**Exercise details**
Reproduce the records verbatim, from their first line through the line containing "staticText: 5 bbox=[630, 293, 670, 305]", inclusive.

**Stored data**
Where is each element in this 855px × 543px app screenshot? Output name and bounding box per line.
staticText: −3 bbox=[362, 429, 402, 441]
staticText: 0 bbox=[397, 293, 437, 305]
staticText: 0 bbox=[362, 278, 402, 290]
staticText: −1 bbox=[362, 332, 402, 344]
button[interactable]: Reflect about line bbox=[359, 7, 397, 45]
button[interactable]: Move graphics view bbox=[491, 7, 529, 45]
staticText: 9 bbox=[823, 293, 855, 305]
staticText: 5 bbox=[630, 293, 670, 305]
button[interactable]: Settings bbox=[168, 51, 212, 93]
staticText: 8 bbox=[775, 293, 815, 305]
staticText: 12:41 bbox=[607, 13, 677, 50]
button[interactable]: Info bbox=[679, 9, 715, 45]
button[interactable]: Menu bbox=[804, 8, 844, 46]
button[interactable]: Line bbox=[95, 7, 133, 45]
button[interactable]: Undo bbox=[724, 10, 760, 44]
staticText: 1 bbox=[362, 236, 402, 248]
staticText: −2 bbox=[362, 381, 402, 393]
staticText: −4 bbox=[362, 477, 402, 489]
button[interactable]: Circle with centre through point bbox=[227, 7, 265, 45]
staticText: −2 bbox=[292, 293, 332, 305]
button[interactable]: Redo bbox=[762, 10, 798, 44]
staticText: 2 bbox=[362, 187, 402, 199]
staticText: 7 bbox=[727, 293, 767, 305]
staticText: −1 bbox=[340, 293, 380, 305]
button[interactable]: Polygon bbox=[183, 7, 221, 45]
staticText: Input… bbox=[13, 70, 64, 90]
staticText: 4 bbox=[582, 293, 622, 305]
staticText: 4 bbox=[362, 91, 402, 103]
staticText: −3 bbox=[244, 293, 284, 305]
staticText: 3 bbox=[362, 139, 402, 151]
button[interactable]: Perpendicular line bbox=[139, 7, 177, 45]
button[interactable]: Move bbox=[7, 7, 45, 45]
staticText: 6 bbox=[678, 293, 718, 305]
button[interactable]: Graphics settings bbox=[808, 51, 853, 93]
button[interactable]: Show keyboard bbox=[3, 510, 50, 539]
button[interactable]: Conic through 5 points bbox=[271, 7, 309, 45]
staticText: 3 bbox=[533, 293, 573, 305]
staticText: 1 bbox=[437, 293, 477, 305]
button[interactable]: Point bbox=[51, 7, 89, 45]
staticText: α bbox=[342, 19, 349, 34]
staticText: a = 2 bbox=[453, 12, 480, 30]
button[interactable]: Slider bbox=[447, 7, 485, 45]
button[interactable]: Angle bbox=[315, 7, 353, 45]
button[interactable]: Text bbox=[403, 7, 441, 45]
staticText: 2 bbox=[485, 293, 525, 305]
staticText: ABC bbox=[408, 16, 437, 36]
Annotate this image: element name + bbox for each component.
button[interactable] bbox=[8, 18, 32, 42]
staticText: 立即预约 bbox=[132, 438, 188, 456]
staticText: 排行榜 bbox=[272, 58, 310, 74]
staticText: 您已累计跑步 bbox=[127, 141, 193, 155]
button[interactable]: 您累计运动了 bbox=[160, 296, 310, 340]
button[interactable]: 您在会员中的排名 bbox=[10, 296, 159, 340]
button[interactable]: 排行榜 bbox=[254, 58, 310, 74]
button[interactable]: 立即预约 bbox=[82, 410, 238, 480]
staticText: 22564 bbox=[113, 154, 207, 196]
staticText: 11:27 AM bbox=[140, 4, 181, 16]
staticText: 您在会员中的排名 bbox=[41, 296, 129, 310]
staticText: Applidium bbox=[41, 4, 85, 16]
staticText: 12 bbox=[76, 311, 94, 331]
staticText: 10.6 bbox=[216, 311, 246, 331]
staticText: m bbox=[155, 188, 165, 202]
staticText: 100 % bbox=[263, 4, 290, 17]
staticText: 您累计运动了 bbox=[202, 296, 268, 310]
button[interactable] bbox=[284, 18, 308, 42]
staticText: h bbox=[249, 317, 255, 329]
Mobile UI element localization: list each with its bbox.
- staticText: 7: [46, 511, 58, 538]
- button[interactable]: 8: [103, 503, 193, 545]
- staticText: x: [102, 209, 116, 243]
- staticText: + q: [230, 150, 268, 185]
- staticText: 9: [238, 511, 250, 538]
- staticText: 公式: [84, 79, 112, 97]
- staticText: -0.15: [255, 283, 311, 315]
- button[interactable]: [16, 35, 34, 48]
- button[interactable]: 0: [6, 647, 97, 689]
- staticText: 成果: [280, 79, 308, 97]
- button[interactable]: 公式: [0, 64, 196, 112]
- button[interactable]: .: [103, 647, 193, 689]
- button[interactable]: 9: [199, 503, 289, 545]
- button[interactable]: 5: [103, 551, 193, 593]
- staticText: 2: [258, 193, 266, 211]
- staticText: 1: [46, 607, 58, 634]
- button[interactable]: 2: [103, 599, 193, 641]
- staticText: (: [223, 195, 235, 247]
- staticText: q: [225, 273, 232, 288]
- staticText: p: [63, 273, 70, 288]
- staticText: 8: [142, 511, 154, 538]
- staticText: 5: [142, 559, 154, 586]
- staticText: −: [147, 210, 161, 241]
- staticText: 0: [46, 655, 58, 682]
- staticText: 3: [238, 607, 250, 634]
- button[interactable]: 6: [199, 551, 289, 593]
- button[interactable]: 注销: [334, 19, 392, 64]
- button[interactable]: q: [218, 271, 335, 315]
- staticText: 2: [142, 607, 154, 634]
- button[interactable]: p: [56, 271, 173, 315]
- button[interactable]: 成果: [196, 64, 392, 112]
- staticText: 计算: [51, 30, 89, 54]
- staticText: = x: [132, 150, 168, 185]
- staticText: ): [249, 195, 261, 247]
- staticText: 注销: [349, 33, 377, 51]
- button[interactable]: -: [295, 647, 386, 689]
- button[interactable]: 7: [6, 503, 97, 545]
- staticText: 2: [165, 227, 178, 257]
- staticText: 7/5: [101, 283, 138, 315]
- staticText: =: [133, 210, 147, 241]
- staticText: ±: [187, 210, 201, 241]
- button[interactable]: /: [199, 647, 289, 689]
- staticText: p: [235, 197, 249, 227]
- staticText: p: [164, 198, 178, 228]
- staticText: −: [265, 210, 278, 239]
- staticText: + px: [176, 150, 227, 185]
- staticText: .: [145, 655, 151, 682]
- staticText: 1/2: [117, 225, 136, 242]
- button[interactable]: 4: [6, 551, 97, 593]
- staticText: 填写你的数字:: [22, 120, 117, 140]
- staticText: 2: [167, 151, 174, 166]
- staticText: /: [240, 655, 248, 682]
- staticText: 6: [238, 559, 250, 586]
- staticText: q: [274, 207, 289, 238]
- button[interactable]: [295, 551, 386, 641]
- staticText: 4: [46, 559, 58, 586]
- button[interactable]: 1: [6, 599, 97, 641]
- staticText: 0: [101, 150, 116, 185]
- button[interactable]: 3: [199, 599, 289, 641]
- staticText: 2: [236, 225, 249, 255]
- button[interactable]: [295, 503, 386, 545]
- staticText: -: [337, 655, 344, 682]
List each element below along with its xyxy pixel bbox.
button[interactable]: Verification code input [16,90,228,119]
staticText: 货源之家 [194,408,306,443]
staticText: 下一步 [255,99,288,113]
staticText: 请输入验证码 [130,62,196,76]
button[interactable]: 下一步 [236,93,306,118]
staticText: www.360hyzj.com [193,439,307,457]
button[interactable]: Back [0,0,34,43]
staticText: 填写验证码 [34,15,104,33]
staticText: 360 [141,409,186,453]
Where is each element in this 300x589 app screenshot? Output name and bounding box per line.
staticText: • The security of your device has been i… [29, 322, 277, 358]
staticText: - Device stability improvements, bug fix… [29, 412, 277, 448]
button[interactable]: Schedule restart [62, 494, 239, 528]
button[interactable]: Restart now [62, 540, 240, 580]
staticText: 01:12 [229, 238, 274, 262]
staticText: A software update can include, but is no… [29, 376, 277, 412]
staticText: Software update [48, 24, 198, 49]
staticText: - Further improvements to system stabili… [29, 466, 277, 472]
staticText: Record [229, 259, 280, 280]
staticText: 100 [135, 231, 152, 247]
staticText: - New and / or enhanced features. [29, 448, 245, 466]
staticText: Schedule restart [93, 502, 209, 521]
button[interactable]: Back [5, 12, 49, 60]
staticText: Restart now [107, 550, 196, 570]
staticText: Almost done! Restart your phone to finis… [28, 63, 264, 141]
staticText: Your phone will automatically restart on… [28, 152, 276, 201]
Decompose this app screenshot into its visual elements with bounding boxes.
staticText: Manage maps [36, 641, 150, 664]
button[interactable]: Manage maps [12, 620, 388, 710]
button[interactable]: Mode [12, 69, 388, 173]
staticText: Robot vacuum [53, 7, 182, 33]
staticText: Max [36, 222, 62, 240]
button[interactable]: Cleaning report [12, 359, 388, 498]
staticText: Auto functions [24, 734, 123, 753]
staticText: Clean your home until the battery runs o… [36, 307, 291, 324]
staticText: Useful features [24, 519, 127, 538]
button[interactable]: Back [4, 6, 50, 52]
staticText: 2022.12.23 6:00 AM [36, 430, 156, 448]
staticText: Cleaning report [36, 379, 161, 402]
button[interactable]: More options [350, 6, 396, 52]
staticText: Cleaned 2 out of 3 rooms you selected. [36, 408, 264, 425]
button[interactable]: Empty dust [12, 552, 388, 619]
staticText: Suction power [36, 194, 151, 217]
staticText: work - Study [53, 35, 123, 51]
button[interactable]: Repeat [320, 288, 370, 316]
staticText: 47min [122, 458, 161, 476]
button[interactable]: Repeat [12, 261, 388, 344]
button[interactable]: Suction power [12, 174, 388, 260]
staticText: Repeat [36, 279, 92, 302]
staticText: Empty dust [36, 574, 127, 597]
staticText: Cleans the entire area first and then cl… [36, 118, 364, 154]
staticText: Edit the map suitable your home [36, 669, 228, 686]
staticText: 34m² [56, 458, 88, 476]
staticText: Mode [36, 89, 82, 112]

**Answer below**
Where is each element in this 855px × 543px app screenshot? Output name and bounding box per line.
staticText: −3 bbox=[362, 429, 402, 441]
staticText: 0 bbox=[397, 293, 437, 305]
staticText: 0 bbox=[362, 278, 402, 290]
staticText: −1 bbox=[362, 332, 402, 344]
button[interactable]: Reflect about line bbox=[359, 7, 397, 45]
button[interactable]: Move graphics view bbox=[491, 7, 529, 45]
staticText: 9 bbox=[823, 293, 855, 305]
staticText: 5 bbox=[630, 293, 670, 305]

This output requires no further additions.